» Required task:
Search the material for the word "Japanese" and report each line where it turns up.
[Start Excerpted data]
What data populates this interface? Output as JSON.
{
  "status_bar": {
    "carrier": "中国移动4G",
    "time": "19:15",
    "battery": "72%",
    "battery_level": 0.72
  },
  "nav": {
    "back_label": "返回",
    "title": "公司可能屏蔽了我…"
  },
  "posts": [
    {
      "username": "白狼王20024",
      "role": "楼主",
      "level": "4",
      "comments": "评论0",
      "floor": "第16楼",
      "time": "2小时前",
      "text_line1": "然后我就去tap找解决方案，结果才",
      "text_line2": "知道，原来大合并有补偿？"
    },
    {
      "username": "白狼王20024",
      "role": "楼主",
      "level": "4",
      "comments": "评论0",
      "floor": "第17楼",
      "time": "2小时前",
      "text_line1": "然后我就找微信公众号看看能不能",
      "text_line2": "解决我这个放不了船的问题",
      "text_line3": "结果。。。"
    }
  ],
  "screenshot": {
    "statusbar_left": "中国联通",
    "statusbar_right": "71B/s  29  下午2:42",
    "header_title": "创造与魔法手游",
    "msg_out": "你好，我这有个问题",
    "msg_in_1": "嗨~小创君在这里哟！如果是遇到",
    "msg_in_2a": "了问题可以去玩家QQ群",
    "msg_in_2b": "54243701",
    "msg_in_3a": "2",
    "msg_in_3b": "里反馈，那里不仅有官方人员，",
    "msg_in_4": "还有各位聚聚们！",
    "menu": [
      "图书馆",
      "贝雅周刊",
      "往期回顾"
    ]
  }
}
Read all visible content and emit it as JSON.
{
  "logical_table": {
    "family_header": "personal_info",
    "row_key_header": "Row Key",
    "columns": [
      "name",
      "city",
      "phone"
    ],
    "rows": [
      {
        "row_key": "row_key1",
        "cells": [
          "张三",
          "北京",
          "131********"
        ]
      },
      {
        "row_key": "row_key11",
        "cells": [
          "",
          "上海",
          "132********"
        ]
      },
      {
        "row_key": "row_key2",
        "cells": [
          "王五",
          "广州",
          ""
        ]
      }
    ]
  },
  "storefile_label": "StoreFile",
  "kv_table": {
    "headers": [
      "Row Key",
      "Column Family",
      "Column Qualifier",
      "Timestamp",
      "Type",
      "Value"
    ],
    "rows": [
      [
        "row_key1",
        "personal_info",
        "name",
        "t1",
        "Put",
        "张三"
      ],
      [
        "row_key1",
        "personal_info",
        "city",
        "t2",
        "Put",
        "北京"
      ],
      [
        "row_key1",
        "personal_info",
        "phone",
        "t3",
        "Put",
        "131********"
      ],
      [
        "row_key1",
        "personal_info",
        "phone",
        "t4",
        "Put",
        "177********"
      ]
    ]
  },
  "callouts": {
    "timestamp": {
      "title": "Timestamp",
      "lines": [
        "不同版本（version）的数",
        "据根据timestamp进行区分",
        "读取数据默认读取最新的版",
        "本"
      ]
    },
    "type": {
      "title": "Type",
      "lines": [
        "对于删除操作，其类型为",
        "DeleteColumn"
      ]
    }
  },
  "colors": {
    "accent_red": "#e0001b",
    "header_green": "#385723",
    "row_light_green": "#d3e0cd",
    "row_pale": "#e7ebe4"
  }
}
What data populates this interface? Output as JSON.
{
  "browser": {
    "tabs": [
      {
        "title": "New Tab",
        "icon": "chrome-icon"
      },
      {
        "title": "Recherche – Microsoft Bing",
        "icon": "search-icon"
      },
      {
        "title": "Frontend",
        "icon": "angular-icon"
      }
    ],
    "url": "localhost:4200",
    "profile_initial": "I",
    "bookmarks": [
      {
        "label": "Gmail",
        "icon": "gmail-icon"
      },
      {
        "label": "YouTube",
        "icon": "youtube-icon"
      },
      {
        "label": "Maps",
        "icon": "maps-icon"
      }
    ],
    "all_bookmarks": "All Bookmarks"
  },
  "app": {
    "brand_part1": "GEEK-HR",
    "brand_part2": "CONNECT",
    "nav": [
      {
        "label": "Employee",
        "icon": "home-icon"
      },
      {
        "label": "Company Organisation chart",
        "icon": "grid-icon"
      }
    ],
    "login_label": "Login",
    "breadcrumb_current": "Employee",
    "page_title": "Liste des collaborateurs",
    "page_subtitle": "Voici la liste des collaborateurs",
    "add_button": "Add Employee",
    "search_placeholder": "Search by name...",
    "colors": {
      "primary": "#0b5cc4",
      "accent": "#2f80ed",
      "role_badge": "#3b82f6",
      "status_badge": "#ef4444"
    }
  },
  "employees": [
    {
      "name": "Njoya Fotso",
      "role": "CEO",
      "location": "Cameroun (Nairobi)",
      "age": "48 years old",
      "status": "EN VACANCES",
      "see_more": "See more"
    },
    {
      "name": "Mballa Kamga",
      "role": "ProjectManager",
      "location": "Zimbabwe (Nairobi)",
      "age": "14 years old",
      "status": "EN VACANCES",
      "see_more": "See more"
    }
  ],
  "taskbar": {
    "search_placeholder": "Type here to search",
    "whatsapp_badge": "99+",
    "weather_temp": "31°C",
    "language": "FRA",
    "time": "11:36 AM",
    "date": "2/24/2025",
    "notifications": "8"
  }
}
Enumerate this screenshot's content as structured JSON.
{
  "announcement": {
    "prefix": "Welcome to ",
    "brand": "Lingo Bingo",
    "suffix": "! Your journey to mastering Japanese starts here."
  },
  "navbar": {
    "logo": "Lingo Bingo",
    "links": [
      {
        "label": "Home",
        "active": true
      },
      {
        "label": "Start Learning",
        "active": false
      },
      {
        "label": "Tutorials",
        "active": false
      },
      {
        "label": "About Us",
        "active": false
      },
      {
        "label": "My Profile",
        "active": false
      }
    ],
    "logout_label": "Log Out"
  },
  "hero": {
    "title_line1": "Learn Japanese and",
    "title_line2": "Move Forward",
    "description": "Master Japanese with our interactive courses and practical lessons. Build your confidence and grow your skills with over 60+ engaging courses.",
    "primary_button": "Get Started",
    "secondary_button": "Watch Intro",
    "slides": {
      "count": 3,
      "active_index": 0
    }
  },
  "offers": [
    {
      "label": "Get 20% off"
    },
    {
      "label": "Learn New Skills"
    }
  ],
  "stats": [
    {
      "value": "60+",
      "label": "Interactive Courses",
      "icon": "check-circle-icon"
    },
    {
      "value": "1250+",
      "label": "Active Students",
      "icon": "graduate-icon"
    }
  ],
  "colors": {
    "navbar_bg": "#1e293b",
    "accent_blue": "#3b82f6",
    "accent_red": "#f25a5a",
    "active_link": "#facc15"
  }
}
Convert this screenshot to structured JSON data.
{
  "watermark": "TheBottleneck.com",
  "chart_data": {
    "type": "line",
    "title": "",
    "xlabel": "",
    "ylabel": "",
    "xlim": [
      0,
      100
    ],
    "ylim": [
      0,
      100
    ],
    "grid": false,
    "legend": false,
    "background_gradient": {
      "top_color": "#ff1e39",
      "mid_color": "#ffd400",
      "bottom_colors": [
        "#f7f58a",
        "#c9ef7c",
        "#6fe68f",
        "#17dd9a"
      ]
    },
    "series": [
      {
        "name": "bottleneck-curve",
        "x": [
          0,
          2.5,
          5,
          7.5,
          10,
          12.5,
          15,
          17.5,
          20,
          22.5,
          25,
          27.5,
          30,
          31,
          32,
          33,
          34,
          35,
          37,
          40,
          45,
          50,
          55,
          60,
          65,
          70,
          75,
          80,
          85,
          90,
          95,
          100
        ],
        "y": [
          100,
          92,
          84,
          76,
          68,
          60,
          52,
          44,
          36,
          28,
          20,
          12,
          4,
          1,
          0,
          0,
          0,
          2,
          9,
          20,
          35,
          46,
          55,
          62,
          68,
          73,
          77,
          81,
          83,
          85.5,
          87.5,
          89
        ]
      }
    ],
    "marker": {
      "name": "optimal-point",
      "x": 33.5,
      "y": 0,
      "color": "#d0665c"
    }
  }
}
[End Excerpted data]
» Problem solution:
    "suffix": "! Your journey to mastering Japanese starts here."
    "title_line1": "Learn Japanese and",
    "description": "Master Japanese with our interactive courses and practical lessons. Build your confidence and grow your skills with over 60+ engaging courses.",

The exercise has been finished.